## Your instructions
Print all of the data exactly.

(Data records)
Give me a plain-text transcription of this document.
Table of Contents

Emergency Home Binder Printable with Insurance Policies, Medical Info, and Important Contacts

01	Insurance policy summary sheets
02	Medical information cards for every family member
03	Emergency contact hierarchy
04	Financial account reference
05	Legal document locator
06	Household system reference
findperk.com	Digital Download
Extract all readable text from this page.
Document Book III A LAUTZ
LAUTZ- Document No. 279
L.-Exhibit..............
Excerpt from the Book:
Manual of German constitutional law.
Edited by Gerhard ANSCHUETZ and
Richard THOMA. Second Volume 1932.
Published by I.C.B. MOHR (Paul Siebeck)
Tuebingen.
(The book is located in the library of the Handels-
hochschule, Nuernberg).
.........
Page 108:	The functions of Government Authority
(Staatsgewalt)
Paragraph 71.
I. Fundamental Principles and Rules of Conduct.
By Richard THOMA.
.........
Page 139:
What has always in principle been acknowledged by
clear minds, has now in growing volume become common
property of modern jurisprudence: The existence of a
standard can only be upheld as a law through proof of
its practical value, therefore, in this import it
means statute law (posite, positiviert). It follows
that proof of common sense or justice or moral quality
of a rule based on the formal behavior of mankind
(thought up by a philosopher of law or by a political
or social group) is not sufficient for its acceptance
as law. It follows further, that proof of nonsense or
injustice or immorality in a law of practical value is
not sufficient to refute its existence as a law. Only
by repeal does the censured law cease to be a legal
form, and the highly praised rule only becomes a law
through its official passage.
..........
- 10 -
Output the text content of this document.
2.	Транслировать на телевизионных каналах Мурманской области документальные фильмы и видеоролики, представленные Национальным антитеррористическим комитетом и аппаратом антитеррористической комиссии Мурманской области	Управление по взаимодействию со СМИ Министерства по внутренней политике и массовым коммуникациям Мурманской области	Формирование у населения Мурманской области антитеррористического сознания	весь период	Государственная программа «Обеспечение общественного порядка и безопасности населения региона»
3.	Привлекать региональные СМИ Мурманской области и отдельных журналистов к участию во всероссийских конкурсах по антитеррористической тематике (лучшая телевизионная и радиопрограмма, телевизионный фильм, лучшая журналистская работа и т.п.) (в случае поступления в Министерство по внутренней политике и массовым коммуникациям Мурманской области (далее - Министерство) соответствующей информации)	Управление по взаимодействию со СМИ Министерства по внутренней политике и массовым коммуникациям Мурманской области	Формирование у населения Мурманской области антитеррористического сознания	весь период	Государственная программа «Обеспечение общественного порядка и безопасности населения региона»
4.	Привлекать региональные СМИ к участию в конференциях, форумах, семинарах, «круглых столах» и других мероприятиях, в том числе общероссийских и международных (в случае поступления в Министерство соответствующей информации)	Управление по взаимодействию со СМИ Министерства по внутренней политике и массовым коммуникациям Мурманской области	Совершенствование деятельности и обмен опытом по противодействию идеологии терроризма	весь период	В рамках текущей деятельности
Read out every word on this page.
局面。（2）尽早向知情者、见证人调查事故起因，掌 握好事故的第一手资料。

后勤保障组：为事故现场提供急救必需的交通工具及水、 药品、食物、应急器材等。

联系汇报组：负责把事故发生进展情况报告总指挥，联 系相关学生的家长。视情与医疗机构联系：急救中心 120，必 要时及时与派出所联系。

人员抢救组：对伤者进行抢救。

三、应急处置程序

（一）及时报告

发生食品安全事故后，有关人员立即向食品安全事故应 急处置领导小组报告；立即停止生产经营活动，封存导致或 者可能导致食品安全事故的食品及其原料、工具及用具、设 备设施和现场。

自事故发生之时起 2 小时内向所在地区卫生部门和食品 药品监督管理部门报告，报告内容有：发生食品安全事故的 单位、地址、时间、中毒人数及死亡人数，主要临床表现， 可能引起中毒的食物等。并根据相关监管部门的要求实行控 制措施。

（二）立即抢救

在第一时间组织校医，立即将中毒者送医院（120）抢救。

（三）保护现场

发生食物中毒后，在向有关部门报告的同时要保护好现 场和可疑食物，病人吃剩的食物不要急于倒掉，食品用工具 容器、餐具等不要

## Task result
Give me a plain-text transcription of this document.
Table of Contents

Emergency Home Binder Printable with Insurance Policies, Medical Info, and Important Contacts

01	Insurance policy summary sheets
02	Medical information cards for every family member
03	Emergency contact hierarchy
04	Financial account reference
05	Legal document locator
06	Household system reference
findperk.com	Digital Download
Extract all readable text from this page.
Document Book III A LAUTZ
LAUTZ- Document No. 279
L.-Exhibit..............
Excerpt from the Book:
Manual of German constitutional law.
Edited by Gerhard ANSCHUETZ and
Richard THOMA. Second Volume 1932.
Published by I.C.B. MOHR (Paul Siebeck)
Tuebingen.
(The book is located in the library of the Handels-
hochschule, Nuernberg).
.........
Page 108:	The functions of Government Authority
(Staatsgewalt)
Paragraph 71.
I. Fundamental Principles and Rules of Conduct.
By Richard THOMA.
.........
Page 139:
What has always in principle been acknowledged by
clear minds, has now in growing volume become common
property of modern jurisprudence: The existence of a
standard can only be upheld as a law through proof of
its practical value, therefore, in this import it
means statute law (posite, positiviert). It follows
that proof of common sense or justice or moral quality
of a rule based on the formal behavior of mankind
(thought up by a philosopher of law or by a political
or social group) is not sufficient for its acceptance
as law. It follows further, that proof of nonsense or
injustice or immorality in a law of practical value is
not sufficient to refute its existence as a law. Only
by repeal does the censured law cease to be a legal
form, and the highly praised rule only becomes a law
through its official passage.
..........
- 10 -
Output the text content of this document.
2.	Транслировать на телевизионных каналах Мурманской области документальные фильмы и видеоролики, представленные Национальным антитеррористическим комитетом и аппаратом антитеррористической комиссии Мурманской области	Управление по взаимодействию со СМИ Министерства по внутренней политике и массовым коммуникациям Мурманской области	Формирование у населения Мурманской области антитеррористического сознания	весь период	Государственная программа «Обеспечение общественного порядка и безопасности населения региона»
3.	Привлекать региональные СМИ Мурманской области и отдельных журналистов к участию во всероссийских конкурсах по антитеррористической тематике (лучшая телевизионная и радиопрограмма, телевизионный фильм, лучшая журналистская работа и т.п.) (в случае поступления в Министерство по внутренней политике и массовым коммуникациям Мурманской области (далее - Министерство) соответствующей информации)	Управление по взаимодействию со СМИ Министерства по внутренней политике и массовым коммуникациям Мурманской области	Формирование у населения Мурманской области антитеррористического сознания	весь период	Государственная программа «Обеспечение общественного порядка и безопасности населения региона»
4.	Привлекать региональные СМИ к участию в конференциях, форумах, семинарах, «круглых столах» и других мероприятиях, в том числе общероссийских и международных (в случае поступления в Министерство соответствующей информации)	Управление по взаимодействию со СМИ Министерства по внутренней политике и массовым коммуникациям Мурманской области	Совершенствование деятельности и обмен опытом по противодействию идеологии терроризма	весь период	В рамках текущей деятельности
Read out every word on this page.
局面。（2）尽早向知情者、见证人调查事故起因，掌 握好事故的第一手资料。

后勤保障组：为事故现场提供急救必需的交通工具及水、 药品、食物、应急器材等。

联系汇报组：负责把事故发生进展情况报告总指挥，联 系相关学生的家长。视情与医疗机构联系：急救中心 120，必 要时及时与派出所联系。

人员抢救组：对伤者进行抢救。

三、应急处置程序

（一）及时报告

发生食品安全事故后，有关人员立即向食品安全事故应 急处置领导小组报告；立即停止生产经营活动，封存导致或 者可能导致食品安全事故的食品及其原料、工具及用具、设 备设施和现场。

自事故发生之时起 2 小时内向所在地区卫生部门和食品 药品监督管理部门报告，报告内容有：发生食品安全事故的 单位、地址、时间、中毒人数及死亡人数，主要临床表现， 可能引起中毒的食物等。并根据相关监管部门的要求实行控 制措施。

（二）立即抢救

在第一时间组织校医，立即将中毒者送医院（120）抢救。

（三）保护现场

发生食物中毒后，在向有关部门报告的同时要保护好现 场和可疑食物，病人吃剩的食物不要急于倒掉，食品用工具 容器、餐具等不要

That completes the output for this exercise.